[Dataset items]

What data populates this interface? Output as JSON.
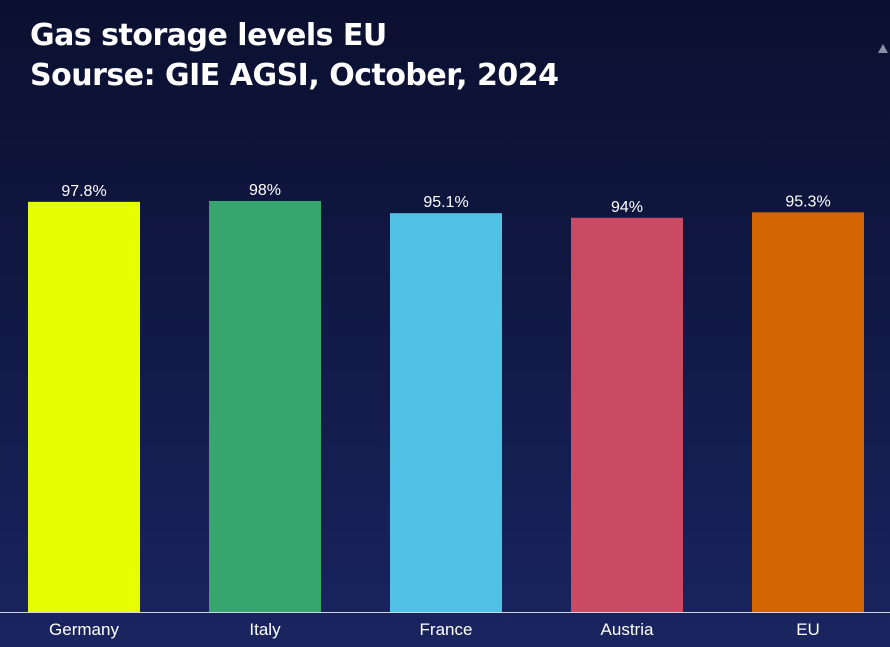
{
  "title": {
    "line1": "Gas storage levels EU",
    "line2": "Sourse: GIE AGSI, October, 2024"
  },
  "chart_data": {
    "type": "bar",
    "categories": [
      "Germany",
      "Italy",
      "France",
      "Austria",
      "EU"
    ],
    "values": [
      97.8,
      98,
      95.1,
      94,
      95.3
    ],
    "value_labels": [
      "97.8%",
      "98%",
      "95.1%",
      "94%",
      "95.3%"
    ],
    "colors": [
      "#e6ff00",
      "#36a66e",
      "#4fc1e5",
      "#c94a62",
      "#d46600"
    ],
    "ylim": [
      0,
      98
    ],
    "grid": false,
    "legend": "none"
  }
}
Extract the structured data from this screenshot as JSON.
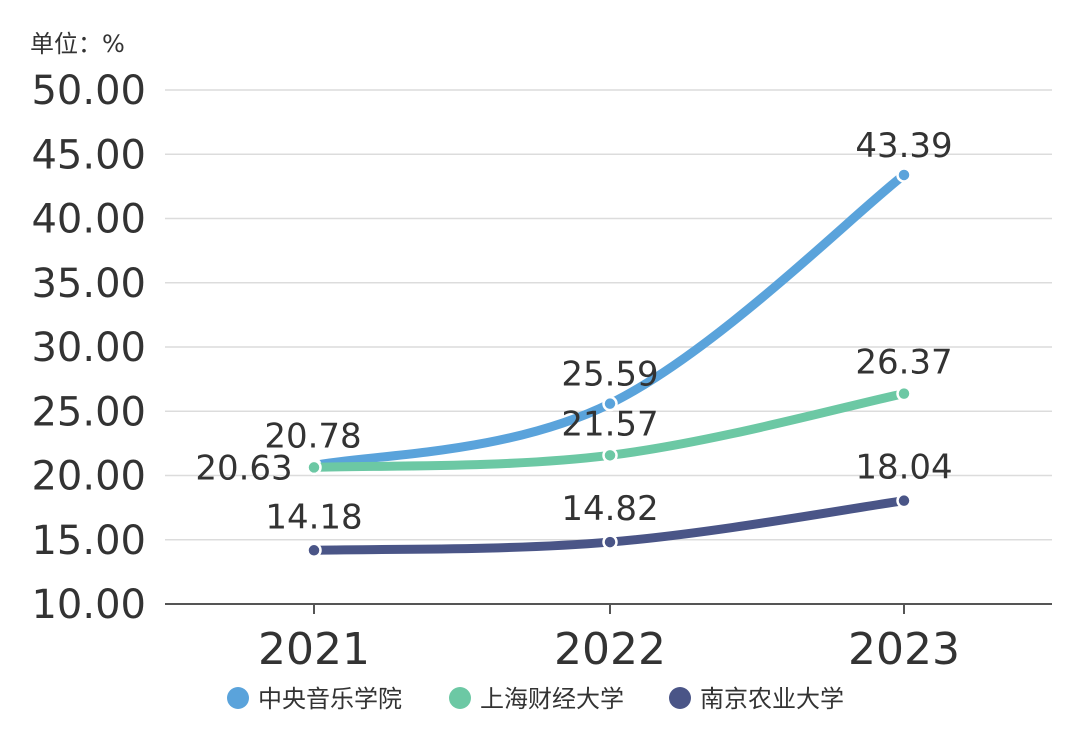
{
  "chart_data": {
    "type": "line",
    "unit_label": "单位：%",
    "categories": [
      "2021",
      "2022",
      "2023"
    ],
    "ylim": [
      10,
      50
    ],
    "yticks": [
      "10.00",
      "15.00",
      "20.00",
      "25.00",
      "30.00",
      "35.00",
      "40.00",
      "45.00",
      "50.00"
    ],
    "ytick_values": [
      10,
      15,
      20,
      25,
      30,
      35,
      40,
      45,
      50
    ],
    "grid": true,
    "legend_position": "bottom",
    "series": [
      {
        "name": "中央音乐学院",
        "color": "#5aa3db",
        "values": [
          20.78,
          25.59,
          43.39
        ],
        "labels": [
          "20.78",
          "25.59",
          "43.39"
        ]
      },
      {
        "name": "上海财经大学",
        "color": "#6cc8a4",
        "values": [
          20.63,
          21.57,
          26.37
        ],
        "labels": [
          "20.63",
          "21.57",
          "26.37"
        ]
      },
      {
        "name": "南京农业大学",
        "color": "#4a5587",
        "values": [
          14.18,
          14.82,
          18.04
        ],
        "labels": [
          "14.18",
          "14.82",
          "18.04"
        ]
      }
    ]
  }
}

**Exercise aim**.
Everything from the line that contains "Extract the structured" to the final line of the data is to be duplicated exactly, both ends included, except the pictures.

**Written response**.
Extract the structured data from this screenshot as JSON.
{
  "chart_data": {
    "type": "line",
    "unit_label": "单位：%",
    "categories": [
      "2021",
      "2022",
      "2023"
    ],
    "ylim": [
      10,
      50
    ],
    "yticks": [
      "10.00",
      "15.00",
      "20.00",
      "25.00",
      "30.00",
      "35.00",
      "40.00",
      "45.00",
      "50.00"
    ],
    "ytick_values": [
      10,
      15,
      20,
      25,
      30,
      35,
      40,
      45,
      50
    ],
    "grid": true,
    "legend_position": "bottom",
    "series": [
      {
        "name": "中央音乐学院",
        "color": "#5aa3db",
        "values": [
          20.78,
          25.59,
          43.39
        ],
        "labels": [
          "20.78",
          "25.59",
          "43.39"
        ]
      },
      {
        "name": "上海财经大学",
        "color": "#6cc8a4",
        "values": [
          20.63,
          21.57,
          26.37
        ],
        "labels": [
          "20.63",
          "21.57",
          "26.37"
        ]
      },
      {
        "name": "南京农业大学",
        "color": "#4a5587",
        "values": [
          14.18,
          14.82,
          18.04
        ],
        "labels": [
          "14.18",
          "14.82",
          "18.04"
        ]
      }
    ]
  }
}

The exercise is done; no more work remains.